*What is asked:*
Print all the entries verbatim.

*The input:*
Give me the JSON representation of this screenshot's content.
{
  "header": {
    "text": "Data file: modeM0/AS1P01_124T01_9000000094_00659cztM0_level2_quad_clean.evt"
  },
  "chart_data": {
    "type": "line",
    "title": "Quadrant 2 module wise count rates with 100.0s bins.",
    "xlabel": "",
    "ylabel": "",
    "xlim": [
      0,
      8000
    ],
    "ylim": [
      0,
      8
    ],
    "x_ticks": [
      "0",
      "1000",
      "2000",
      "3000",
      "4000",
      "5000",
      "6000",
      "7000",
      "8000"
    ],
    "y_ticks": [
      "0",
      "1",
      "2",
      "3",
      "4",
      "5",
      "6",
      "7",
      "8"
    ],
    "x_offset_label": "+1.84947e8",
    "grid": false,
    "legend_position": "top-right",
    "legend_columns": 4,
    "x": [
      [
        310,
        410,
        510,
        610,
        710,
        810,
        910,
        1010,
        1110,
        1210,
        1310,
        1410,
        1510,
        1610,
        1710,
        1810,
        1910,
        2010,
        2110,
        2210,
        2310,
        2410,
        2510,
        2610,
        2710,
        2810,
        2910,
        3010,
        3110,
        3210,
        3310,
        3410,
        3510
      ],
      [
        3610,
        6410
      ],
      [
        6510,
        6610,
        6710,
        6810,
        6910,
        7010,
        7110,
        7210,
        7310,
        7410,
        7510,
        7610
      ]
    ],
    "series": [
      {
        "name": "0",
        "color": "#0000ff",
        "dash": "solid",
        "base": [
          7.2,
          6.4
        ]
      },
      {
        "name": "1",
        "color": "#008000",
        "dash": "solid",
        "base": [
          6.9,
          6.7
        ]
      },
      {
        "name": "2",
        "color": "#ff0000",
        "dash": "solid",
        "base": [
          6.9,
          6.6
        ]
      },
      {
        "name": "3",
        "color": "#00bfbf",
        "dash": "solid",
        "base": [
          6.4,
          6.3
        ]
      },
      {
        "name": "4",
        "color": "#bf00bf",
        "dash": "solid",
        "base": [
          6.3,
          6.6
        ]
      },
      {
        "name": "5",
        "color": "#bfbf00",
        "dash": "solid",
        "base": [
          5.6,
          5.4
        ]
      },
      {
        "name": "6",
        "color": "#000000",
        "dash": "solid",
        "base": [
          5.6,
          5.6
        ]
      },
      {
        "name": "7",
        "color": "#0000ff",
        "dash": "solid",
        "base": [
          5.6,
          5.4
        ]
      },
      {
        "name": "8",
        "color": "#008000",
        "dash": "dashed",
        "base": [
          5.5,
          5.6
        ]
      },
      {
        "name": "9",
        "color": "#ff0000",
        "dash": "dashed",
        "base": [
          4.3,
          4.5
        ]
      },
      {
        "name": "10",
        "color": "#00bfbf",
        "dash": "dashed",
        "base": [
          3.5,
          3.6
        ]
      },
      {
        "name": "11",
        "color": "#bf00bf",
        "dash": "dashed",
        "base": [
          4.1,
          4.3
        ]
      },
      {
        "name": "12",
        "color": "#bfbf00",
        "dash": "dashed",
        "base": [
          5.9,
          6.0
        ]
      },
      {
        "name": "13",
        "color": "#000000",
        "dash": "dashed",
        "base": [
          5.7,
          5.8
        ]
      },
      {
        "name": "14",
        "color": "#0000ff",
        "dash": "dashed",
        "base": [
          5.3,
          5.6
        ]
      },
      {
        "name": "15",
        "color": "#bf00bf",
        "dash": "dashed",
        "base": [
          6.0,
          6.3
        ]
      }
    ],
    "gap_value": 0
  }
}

*Result below:*
Give me the JSON representation of this screenshot's content.
{
  "header": {
    "text": "Data file: modeM0/AS1P01_124T01_9000000094_00659cztM0_level2_quad_clean.evt"
  },
  "chart_data": {
    "type": "line",
    "title": "Quadrant 2 module wise count rates with 100.0s bins.",
    "xlabel": "",
    "ylabel": "",
    "xlim": [
      0,
      8000
    ],
    "ylim": [
      0,
      8
    ],
    "x_ticks": [
      "0",
      "1000",
      "2000",
      "3000",
      "4000",
      "5000",
      "6000",
      "7000",
      "8000"
    ],
    "y_ticks": [
      "0",
      "1",
      "2",
      "3",
      "4",
      "5",
      "6",
      "7",
      "8"
    ],
    "x_offset_label": "+1.84947e8",
    "grid": false,
    "legend_position": "top-right",
    "legend_columns": 4,
    "x": [
      [
        310,
        410,
        510,
        610,
        710,
        810,
        910,
        1010,
        1110,
        1210,
        1310,
        1410,
        1510,
        1610,
        1710,
        1810,
        1910,
        2010,
        2110,
        2210,
        2310,
        2410,
        2510,
        2610,
        2710,
        2810,
        2910,
        3010,
        3110,
        3210,
        3310,
        3410,
        3510
      ],
      [
        3610,
        6410
      ],
      [
        6510,
        6610,
        6710,
        6810,
        6910,
        7010,
        7110,
        7210,
        7310,
        7410,
        7510,
        7610
      ]
    ],
    "series": [
      {
        "name": "0",
        "color": "#0000ff",
        "dash": "solid",
        "base": [
          7.2,
          6.4
        ]
      },
      {
        "name": "1",
        "color": "#008000",
        "dash": "solid",
        "base": [
          6.9,
          6.7
        ]
      },
      {
        "name": "2",
        "color": "#ff0000",
        "dash": "solid",
        "base": [
          6.9,
          6.6
        ]
      },
      {
        "name": "3",
        "color": "#00bfbf",
        "dash": "solid",
        "base": [
          6.4,
          6.3
        ]
      },
      {
        "name": "4",
        "color": "#bf00bf",
        "dash": "solid",
        "base": [
          6.3,
          6.6
        ]
      },
      {
        "name": "5",
        "color": "#bfbf00",
        "dash": "solid",
        "base": [
          5.6,
          5.4
        ]
      },
      {
        "name": "6",
        "color": "#000000",
        "dash": "solid",
        "base": [
          5.6,
          5.6
        ]
      },
      {
        "name": "7",
        "color": "#0000ff",
        "dash": "solid",
        "base": [
          5.6,
          5.4
        ]
      },
      {
        "name": "8",
        "color": "#008000",
        "dash": "dashed",
        "base": [
          5.5,
          5.6
        ]
      },
      {
        "name": "9",
        "color": "#ff0000",
        "dash": "dashed",
        "base": [
          4.3,
          4.5
        ]
      },
      {
        "name": "10",
        "color": "#00bfbf",
        "dash": "dashed",
        "base": [
          3.5,
          3.6
        ]
      },
      {
        "name": "11",
        "color": "#bf00bf",
        "dash": "dashed",
        "base": [
          4.1,
          4.3
        ]
      },
      {
        "name": "12",
        "color": "#bfbf00",
        "dash": "dashed",
        "base": [
          5.9,
          6.0
        ]
      },
      {
        "name": "13",
        "color": "#000000",
        "dash": "dashed",
        "base": [
          5.7,
          5.8
        ]
      },
      {
        "name": "14",
        "color": "#0000ff",
        "dash": "dashed",
        "base": [
          5.3,
          5.6
        ]
      },
      {
        "name": "15",
        "color": "#bf00bf",
        "dash": "dashed",
        "base": [
          6.0,
          6.3
        ]
      }
    ],
    "gap_value": 0
  }
}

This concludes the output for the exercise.